Records shown:
--- --- ---
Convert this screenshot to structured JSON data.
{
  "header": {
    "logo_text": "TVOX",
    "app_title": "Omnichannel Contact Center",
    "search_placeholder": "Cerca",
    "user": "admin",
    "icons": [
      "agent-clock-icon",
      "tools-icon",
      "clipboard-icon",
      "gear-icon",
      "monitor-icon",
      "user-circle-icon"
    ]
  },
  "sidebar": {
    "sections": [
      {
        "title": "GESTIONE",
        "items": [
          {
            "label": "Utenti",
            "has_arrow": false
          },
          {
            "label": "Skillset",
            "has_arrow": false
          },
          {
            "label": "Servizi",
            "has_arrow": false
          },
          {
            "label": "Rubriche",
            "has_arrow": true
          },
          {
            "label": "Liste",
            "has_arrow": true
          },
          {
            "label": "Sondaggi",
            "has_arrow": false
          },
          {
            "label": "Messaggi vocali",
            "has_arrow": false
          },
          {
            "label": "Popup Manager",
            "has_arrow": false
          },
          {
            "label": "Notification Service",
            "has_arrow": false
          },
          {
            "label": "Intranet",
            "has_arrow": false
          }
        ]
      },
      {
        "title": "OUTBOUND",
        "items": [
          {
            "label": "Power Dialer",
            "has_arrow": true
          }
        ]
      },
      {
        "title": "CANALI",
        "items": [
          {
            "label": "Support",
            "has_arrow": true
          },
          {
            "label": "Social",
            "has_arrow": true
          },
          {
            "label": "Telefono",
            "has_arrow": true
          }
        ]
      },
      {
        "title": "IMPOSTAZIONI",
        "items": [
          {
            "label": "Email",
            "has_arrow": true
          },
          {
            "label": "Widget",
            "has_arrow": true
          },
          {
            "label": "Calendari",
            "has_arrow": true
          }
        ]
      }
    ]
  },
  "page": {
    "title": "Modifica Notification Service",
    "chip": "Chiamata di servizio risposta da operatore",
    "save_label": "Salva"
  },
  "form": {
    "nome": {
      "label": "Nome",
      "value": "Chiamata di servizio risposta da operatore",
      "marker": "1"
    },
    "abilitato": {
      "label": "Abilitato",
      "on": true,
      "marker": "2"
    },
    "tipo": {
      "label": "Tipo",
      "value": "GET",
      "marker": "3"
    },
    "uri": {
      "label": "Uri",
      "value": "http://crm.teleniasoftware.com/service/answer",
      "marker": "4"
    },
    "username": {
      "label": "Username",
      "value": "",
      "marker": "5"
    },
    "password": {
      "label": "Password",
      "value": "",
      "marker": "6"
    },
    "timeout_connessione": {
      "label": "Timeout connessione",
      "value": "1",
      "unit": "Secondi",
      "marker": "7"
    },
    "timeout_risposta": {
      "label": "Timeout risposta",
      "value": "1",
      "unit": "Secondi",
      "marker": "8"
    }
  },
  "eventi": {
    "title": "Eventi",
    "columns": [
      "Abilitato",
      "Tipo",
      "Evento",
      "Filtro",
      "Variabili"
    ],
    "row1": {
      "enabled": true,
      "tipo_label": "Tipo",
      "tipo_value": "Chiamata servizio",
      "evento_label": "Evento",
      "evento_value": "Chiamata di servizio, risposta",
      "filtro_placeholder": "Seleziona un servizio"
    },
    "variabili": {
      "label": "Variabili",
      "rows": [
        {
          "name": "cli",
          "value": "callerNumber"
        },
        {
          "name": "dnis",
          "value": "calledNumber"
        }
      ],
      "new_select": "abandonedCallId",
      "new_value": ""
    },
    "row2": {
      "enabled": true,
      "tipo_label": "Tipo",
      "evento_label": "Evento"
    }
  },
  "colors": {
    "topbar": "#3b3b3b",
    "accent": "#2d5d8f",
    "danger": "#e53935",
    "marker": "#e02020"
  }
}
--- --- ---
Using the records above, select and copy every line that has the word "servizio".

Exercise solution:
    "chip": "Chiamata di servizio risposta da operatore",
      "value": "Chiamata di servizio risposta da operatore",
      "tipo_value": "Chiamata servizio",
      "evento_value": "Chiamata di servizio, risposta",
      "filtro_placeholder": "Seleziona un servizio"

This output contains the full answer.